* [STATED EXERCISE]: Extract every entry word for word. Skip the pictures.

* [INFORMATION PROVIDED]:
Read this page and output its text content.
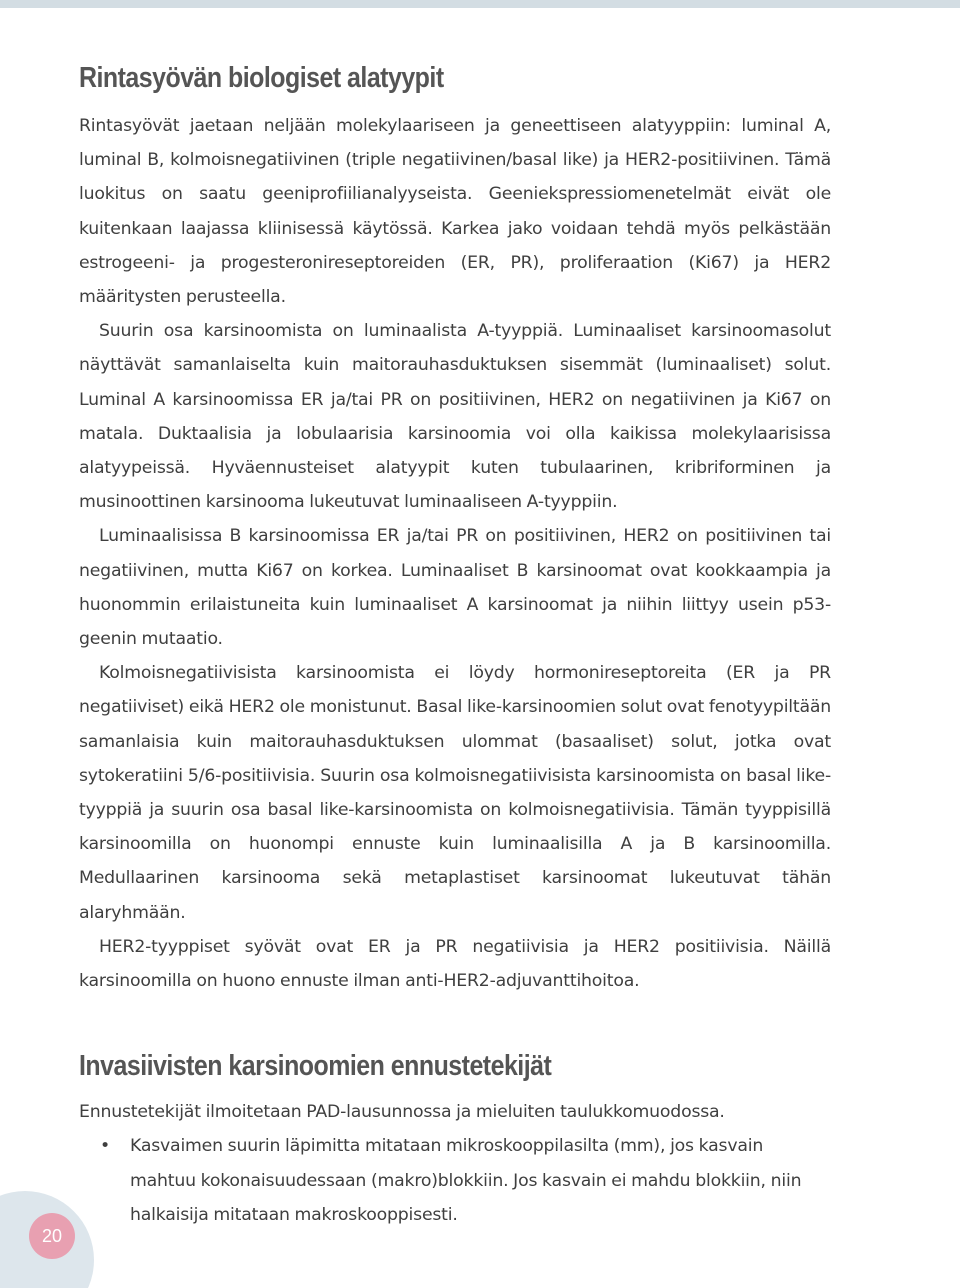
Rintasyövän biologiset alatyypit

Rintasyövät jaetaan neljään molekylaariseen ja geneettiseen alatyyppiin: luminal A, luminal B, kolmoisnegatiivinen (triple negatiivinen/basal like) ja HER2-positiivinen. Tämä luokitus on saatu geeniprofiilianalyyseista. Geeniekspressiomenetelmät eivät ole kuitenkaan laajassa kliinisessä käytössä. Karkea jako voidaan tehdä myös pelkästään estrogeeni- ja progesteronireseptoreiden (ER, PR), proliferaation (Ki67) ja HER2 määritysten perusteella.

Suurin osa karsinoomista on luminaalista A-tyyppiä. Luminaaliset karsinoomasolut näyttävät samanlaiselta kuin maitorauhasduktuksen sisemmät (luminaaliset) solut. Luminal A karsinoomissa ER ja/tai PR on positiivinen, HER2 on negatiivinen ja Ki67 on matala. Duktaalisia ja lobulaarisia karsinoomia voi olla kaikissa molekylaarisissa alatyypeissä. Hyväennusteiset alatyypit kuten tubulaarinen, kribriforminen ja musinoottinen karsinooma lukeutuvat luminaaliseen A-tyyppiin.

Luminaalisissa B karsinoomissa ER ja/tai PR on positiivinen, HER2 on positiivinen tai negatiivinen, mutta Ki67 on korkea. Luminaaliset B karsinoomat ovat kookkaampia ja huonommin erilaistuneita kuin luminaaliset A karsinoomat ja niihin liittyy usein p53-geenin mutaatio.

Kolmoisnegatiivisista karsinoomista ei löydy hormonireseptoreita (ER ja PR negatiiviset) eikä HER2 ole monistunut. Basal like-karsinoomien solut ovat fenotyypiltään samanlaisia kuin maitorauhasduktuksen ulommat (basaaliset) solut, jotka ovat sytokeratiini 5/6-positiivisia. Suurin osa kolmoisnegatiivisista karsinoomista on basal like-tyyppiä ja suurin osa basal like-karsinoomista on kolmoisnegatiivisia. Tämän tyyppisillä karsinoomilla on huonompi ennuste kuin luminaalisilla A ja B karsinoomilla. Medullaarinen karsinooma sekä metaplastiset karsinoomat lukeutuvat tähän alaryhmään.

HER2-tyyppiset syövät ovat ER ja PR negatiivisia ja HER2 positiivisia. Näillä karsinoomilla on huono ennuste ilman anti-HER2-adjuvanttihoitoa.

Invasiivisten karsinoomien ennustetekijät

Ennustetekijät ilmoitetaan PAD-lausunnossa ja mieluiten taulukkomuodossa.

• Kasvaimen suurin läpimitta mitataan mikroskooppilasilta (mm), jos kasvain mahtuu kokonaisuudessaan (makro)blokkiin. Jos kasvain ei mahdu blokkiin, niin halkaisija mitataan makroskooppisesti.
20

* [OUTPUT OF THE EXERCISE]:
Read this page and output its text content.
Rintasyövän biologiset alatyypit

Rintasyövät jaetaan neljään molekylaariseen ja geneettiseen alatyyppiin: luminal A, luminal B, kolmoisnegatiivinen (triple negatiivinen/basal like) ja HER2-positiivinen. Tämä luokitus on saatu geeniprofiilianalyyseista. Geeniekspressiomenetelmät eivät ole kuitenkaan laajassa kliinisessä käytössä. Karkea jako voidaan tehdä myös pelkästään estrogeeni- ja progesteronireseptoreiden (ER, PR), proliferaation (Ki67) ja HER2 määritysten perusteella.

Suurin osa karsinoomista on luminaalista A-tyyppiä. Luminaaliset karsinoomasolut näyttävät samanlaiselta kuin maitorauhasduktuksen sisemmät (luminaaliset) solut. Luminal A karsinoomissa ER ja/tai PR on positiivinen, HER2 on negatiivinen ja Ki67 on matala. Duktaalisia ja lobulaarisia karsinoomia voi olla kaikissa molekylaarisissa alatyypeissä. Hyväennusteiset alatyypit kuten tubulaarinen, kribriforminen ja musinoottinen karsinooma lukeutuvat luminaaliseen A-tyyppiin.

Luminaalisissa B karsinoomissa ER ja/tai PR on positiivinen, HER2 on positiivinen tai negatiivinen, mutta Ki67 on korkea. Luminaaliset B karsinoomat ovat kookkaampia ja huonommin erilaistuneita kuin luminaaliset A karsinoomat ja niihin liittyy usein p53-geenin mutaatio.

Kolmoisnegatiivisista karsinoomista ei löydy hormonireseptoreita (ER ja PR negatiiviset) eikä HER2 ole monistunut. Basal like-karsinoomien solut ovat fenotyypiltään samanlaisia kuin maitorauhasduktuksen ulommat (basaaliset) solut, jotka ovat sytokeratiini 5/6-positiivisia. Suurin osa kolmoisnegatiivisista karsinoomista on basal like-tyyppiä ja suurin osa basal like-karsinoomista on kolmoisnegatiivisia. Tämän tyyppisillä karsinoomilla on huonompi ennuste kuin luminaalisilla A ja B karsinoomilla. Medullaarinen karsinooma sekä metaplastiset karsinoomat lukeutuvat tähän alaryhmään.

HER2-tyyppiset syövät ovat ER ja PR negatiivisia ja HER2 positiivisia. Näillä karsinoomilla on huono ennuste ilman anti-HER2-adjuvanttihoitoa.

Invasiivisten karsinoomien ennustetekijät

Ennustetekijät ilmoitetaan PAD-lausunnossa ja mieluiten taulukkomuodossa.

• Kasvaimen suurin läpimitta mitataan mikroskooppilasilta (mm), jos kasvain mahtuu kokonaisuudessaan (makro)blokkiin. Jos kasvain ei mahdu blokkiin, niin halkaisija mitataan makroskooppisesti.
20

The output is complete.